▸ **Directive**
Find "Type out the text in this image." in the data, then restate the line it sits in and every later line word for word, ending with the last line.

**** Provided data

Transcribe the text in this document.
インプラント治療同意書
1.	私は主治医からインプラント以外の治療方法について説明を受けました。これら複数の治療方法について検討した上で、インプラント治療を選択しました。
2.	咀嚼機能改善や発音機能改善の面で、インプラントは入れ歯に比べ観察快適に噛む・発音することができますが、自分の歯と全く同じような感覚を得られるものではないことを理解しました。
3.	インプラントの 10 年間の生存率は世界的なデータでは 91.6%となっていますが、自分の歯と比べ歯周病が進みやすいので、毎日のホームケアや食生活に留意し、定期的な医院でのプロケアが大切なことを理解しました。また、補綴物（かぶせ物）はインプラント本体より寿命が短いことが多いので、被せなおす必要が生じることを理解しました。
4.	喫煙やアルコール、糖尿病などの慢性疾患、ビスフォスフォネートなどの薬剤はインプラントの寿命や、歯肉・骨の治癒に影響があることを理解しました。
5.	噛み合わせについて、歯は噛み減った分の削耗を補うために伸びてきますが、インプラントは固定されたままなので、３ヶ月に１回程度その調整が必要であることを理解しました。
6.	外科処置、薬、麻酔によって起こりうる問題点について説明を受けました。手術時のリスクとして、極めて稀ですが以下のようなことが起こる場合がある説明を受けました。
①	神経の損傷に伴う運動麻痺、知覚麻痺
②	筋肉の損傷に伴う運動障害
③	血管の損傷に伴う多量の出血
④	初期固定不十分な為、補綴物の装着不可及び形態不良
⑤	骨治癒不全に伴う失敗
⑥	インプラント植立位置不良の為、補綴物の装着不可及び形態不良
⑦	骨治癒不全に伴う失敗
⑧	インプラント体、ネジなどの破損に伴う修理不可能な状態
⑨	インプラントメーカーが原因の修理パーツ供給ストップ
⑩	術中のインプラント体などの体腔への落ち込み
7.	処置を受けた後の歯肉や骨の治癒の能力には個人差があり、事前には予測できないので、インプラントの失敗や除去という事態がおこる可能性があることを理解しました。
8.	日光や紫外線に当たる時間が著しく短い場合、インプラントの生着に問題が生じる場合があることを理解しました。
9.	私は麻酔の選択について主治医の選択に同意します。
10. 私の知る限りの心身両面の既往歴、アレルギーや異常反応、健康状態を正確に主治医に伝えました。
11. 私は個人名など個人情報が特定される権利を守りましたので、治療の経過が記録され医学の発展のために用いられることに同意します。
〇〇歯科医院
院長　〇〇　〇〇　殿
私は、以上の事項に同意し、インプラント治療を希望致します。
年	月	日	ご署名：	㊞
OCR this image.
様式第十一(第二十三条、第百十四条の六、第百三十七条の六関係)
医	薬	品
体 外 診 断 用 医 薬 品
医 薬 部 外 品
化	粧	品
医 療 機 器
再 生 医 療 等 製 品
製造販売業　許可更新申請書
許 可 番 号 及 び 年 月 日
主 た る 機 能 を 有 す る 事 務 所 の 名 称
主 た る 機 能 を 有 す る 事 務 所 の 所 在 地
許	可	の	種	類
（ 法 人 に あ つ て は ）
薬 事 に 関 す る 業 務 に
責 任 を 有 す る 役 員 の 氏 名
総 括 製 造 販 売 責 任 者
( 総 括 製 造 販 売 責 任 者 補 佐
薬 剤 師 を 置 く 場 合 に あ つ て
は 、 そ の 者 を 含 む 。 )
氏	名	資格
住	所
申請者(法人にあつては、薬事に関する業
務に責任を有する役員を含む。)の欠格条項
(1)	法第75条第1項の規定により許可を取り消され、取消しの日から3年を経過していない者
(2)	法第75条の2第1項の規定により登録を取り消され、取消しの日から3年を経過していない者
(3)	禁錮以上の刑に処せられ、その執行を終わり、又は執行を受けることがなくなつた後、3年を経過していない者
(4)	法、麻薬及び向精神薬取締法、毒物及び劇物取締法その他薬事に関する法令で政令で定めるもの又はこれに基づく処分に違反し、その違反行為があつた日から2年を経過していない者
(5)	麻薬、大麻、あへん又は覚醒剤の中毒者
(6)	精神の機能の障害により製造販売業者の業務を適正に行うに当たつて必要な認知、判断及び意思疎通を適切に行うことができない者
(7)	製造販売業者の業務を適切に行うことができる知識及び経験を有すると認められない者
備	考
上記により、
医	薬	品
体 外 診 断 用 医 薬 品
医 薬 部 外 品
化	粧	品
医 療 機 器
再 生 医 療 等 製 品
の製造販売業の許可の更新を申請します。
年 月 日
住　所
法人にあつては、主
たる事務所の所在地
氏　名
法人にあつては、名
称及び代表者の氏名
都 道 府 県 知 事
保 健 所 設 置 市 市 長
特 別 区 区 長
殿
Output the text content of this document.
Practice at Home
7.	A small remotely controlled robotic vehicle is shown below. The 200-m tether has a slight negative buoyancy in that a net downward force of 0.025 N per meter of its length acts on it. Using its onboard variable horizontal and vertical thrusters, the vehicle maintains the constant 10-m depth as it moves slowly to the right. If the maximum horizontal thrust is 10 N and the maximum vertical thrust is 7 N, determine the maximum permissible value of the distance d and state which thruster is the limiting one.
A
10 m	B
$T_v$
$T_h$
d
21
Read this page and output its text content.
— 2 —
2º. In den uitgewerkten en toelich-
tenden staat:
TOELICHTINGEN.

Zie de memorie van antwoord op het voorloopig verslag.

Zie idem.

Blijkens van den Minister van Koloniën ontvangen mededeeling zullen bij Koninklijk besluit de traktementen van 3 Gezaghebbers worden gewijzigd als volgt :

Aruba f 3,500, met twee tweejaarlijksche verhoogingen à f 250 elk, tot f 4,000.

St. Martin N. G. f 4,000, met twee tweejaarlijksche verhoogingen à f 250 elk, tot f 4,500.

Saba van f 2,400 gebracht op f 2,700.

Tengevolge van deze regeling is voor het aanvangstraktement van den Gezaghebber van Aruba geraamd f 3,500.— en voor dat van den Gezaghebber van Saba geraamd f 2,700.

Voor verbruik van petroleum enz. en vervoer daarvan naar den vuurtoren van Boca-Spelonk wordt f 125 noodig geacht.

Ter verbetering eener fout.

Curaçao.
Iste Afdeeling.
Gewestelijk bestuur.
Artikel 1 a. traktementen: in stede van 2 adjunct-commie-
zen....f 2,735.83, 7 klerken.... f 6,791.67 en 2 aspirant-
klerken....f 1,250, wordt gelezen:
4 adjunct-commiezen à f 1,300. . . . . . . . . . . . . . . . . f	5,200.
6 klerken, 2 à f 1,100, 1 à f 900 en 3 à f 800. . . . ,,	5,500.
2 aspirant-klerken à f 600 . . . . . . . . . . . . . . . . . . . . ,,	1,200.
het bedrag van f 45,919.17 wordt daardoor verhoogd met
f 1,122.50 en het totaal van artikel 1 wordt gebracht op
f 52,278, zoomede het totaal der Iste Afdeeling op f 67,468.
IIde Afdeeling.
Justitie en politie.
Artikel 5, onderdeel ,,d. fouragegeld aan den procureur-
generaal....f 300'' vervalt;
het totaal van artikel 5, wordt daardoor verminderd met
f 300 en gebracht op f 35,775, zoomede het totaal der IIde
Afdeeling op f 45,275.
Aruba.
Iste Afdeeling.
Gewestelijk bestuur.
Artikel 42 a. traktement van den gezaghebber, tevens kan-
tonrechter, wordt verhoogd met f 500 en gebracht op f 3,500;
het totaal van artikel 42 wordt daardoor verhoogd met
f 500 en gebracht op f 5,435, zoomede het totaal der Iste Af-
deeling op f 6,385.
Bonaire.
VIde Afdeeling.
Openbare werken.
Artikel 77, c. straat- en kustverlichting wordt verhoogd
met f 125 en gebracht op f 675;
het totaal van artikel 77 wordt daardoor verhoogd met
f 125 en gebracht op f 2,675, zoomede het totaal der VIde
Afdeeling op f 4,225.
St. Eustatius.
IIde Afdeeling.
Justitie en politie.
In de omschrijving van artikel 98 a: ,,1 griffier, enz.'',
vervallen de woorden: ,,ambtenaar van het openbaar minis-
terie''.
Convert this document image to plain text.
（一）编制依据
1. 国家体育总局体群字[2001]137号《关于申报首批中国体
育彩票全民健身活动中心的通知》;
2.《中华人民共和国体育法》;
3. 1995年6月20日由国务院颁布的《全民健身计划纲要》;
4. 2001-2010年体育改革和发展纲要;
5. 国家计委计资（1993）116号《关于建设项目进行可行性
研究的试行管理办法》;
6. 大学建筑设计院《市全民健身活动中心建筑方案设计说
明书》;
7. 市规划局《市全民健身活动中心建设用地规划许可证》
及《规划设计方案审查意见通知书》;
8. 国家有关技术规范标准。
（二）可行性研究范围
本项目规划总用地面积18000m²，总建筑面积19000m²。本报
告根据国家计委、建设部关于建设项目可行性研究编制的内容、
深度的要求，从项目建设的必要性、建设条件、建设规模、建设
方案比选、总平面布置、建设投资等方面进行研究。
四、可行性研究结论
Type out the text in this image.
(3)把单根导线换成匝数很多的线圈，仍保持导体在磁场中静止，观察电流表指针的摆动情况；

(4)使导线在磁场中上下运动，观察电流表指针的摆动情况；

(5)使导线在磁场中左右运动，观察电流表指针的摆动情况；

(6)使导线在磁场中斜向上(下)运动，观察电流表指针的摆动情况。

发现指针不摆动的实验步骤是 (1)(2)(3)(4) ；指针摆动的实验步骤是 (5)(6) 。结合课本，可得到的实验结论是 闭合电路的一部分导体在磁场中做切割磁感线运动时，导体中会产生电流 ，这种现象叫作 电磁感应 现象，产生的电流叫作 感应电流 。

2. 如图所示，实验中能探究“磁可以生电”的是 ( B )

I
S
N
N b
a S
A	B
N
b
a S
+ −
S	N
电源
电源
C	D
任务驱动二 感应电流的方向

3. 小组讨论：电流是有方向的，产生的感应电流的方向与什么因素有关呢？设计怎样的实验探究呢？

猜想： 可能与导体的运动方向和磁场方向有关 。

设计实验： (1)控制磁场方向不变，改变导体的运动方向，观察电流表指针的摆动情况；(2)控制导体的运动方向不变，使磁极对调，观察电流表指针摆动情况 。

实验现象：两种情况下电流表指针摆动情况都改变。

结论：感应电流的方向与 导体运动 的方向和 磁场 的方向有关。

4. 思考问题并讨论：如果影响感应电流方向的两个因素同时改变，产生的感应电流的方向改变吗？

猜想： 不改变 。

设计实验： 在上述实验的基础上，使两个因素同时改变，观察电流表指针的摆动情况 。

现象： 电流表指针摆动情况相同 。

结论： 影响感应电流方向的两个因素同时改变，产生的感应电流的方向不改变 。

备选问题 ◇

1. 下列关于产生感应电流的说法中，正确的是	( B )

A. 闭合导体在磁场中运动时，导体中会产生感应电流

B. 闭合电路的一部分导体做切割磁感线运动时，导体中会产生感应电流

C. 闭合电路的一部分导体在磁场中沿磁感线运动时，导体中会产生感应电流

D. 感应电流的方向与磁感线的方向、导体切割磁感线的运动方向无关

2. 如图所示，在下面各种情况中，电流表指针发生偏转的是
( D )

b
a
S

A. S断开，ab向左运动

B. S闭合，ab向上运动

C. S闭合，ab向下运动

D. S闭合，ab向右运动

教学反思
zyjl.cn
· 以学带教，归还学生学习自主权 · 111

********

▸ **Solution below**
Type out the text in this image.
(3)把单根导线换成匝数很多的线圈，仍保持导体在磁场中静止，观察电流表指针的摆动情况；

(4)使导线在磁场中上下运动，观察电流表指针的摆动情况；

(5)使导线在磁场中左右运动，观察电流表指针的摆动情况；

(6)使导线在磁场中斜向上(下)运动，观察电流表指针的摆动情况。

发现指针不摆动的实验步骤是 (1)(2)(3)(4) ；指针摆动的实验步骤是 (5)(6) 。结合课本，可得到的实验结论是 闭合电路的一部分导体在磁场中做切割磁感线运动时，导体中会产生电流 ，这种现象叫作 电磁感应 现象，产生的电流叫作 感应电流 。

2. 如图所示，实验中能探究“磁可以生电”的是 ( B )

I
S
N
N b
a S
A	B
N
b
a S
+ −
S	N
电源
电源
C	D
任务驱动二 感应电流的方向

3. 小组讨论：电流是有方向的，产生的感应电流的方向与什么因素有关呢？设计怎样的实验探究呢？

猜想： 可能与导体的运动方向和磁场方向有关 。

设计实验： (1)控制磁场方向不变，改变导体的运动方向，观察电流表指针的摆动情况；(2)控制导体的运动方向不变，使磁极对调，观察电流表指针摆动情况 。

实验现象：两种情况下电流表指针摆动情况都改变。

结论：感应电流的方向与 导体运动 的方向和 磁场 的方向有关。

4. 思考问题并讨论：如果影响感应电流方向的两个因素同时改变，产生的感应电流的方向改变吗？

猜想： 不改变 。

设计实验： 在上述实验的基础上，使两个因素同时改变，观察电流表指针的摆动情况 。

现象： 电流表指针摆动情况相同 。

结论： 影响感应电流方向的两个因素同时改变，产生的感应电流的方向不改变 。

备选问题 ◇

1. 下列关于产生感应电流的说法中，正确的是	( B )

A. 闭合导体在磁场中运动时，导体中会产生感应电流

B. 闭合电路的一部分导体做切割磁感线运动时，导体中会产生感应电流

C. 闭合电路的一部分导体在磁场中沿磁感线运动时，导体中会产生感应电流

D. 感应电流的方向与磁感线的方向、导体切割磁感线的运动方向无关

2. 如图所示，在下面各种情况中，电流表指针发生偏转的是
( D )

b
a
S

A. S断开，ab向左运动

B. S闭合，ab向上运动

C. S闭合，ab向下运动

D. S闭合，ab向右运动

教学反思
zyjl.cn
· 以学带教，归还学生学习自主权 · 111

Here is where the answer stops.